— GOAL —
Determine how many lines contain the string "borç". Respond with that number and nothing more.

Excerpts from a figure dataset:
=======
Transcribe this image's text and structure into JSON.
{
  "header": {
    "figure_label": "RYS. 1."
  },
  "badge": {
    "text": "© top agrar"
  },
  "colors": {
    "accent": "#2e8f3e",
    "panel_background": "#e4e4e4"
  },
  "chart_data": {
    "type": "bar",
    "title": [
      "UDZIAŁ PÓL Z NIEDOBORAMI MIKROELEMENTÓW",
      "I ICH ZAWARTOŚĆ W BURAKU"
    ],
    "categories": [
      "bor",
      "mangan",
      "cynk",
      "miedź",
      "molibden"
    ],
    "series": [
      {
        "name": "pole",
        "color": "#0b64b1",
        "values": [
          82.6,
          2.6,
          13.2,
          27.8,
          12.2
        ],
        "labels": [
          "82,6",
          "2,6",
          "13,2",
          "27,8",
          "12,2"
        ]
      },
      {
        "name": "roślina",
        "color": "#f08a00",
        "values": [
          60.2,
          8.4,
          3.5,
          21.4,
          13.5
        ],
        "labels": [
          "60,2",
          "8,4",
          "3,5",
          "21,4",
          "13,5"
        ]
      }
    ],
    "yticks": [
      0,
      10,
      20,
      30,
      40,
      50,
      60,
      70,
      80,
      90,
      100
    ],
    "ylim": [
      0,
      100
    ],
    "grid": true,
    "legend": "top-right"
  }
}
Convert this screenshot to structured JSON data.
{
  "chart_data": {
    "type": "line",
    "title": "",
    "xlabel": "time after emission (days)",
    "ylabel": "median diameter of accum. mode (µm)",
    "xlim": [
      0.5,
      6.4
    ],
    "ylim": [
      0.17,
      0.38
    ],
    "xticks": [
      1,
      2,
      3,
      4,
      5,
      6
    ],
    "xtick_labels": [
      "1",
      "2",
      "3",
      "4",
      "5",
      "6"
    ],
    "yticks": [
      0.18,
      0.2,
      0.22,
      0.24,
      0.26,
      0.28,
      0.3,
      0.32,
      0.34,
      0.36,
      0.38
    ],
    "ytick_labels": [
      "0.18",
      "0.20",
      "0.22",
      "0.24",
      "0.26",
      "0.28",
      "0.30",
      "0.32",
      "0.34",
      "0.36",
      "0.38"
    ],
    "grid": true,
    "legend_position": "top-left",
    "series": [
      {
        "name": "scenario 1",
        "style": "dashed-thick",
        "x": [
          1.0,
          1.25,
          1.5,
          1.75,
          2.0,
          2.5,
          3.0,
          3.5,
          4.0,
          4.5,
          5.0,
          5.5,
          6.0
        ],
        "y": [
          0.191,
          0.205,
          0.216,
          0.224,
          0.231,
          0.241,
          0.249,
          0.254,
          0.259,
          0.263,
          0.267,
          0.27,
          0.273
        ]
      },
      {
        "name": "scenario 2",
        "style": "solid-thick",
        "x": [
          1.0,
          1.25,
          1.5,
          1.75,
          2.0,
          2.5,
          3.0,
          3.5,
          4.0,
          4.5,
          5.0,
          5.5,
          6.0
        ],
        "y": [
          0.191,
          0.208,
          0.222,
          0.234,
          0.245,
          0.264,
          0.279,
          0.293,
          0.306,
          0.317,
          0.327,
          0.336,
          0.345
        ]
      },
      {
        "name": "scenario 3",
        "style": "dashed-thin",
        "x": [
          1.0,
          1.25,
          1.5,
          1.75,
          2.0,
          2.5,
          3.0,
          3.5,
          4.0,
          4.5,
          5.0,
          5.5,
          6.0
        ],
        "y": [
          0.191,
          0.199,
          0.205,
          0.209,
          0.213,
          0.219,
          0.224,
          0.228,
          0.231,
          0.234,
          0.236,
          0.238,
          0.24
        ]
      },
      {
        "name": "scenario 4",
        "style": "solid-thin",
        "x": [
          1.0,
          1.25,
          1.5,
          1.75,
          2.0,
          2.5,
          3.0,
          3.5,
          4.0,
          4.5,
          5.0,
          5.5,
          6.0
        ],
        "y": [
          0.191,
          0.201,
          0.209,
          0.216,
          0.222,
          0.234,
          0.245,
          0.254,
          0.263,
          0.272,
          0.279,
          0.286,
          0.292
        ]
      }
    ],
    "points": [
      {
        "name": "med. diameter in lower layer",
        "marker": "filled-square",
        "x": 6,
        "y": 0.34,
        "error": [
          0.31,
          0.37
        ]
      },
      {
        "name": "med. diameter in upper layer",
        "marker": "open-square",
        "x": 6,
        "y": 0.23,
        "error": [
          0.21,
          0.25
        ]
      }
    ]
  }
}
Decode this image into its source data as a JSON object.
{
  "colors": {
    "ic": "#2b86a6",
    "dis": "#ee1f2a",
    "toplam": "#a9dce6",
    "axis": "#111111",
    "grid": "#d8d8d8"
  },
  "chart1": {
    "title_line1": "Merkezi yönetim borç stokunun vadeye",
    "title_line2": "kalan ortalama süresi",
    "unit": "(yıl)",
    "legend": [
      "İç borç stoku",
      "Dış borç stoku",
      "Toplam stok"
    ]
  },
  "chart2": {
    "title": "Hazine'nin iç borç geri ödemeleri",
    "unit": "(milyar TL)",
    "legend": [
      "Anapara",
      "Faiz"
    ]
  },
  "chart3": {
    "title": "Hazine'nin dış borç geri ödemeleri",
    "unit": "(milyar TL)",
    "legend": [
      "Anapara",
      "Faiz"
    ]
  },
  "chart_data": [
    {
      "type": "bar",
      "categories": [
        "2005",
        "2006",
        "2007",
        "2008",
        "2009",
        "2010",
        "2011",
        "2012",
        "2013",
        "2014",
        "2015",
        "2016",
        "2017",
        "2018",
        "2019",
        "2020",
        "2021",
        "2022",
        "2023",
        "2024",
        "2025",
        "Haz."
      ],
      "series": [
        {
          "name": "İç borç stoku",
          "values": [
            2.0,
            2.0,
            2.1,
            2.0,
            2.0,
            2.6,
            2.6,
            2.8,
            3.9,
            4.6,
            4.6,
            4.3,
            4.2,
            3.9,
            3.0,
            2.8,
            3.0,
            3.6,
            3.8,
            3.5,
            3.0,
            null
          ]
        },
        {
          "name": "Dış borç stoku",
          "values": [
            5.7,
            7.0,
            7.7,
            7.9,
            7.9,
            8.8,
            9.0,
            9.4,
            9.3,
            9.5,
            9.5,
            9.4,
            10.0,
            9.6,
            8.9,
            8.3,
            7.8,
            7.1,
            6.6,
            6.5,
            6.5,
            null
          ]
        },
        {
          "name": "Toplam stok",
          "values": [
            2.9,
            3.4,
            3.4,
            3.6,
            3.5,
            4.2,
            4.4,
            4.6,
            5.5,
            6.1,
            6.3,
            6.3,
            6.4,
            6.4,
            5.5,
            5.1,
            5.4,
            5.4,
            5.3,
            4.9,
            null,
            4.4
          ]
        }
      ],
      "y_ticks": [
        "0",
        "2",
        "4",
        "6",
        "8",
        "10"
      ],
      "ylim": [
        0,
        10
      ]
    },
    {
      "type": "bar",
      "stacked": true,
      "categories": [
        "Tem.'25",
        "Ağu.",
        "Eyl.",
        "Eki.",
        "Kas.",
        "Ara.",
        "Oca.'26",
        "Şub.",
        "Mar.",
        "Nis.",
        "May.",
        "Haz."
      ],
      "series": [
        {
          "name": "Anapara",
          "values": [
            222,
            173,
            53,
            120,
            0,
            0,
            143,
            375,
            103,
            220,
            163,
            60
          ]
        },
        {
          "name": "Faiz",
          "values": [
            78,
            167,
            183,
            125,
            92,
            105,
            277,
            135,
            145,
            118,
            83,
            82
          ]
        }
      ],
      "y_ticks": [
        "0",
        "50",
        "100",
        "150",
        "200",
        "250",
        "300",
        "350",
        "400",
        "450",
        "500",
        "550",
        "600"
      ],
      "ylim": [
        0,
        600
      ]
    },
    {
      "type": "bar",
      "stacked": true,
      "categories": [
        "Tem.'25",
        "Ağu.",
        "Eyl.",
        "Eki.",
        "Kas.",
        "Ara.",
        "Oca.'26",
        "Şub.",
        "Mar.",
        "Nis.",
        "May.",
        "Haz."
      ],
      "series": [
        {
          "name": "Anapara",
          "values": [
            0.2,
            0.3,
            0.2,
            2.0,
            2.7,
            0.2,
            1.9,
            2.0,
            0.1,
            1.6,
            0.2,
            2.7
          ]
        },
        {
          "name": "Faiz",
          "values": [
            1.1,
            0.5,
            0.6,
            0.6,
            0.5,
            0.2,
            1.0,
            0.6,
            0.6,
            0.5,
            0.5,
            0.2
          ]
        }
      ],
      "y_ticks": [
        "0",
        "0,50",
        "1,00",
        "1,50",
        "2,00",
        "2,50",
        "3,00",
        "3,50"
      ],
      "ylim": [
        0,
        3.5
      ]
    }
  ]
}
=======
— ANSWER FOR THIS EXERCISE —
7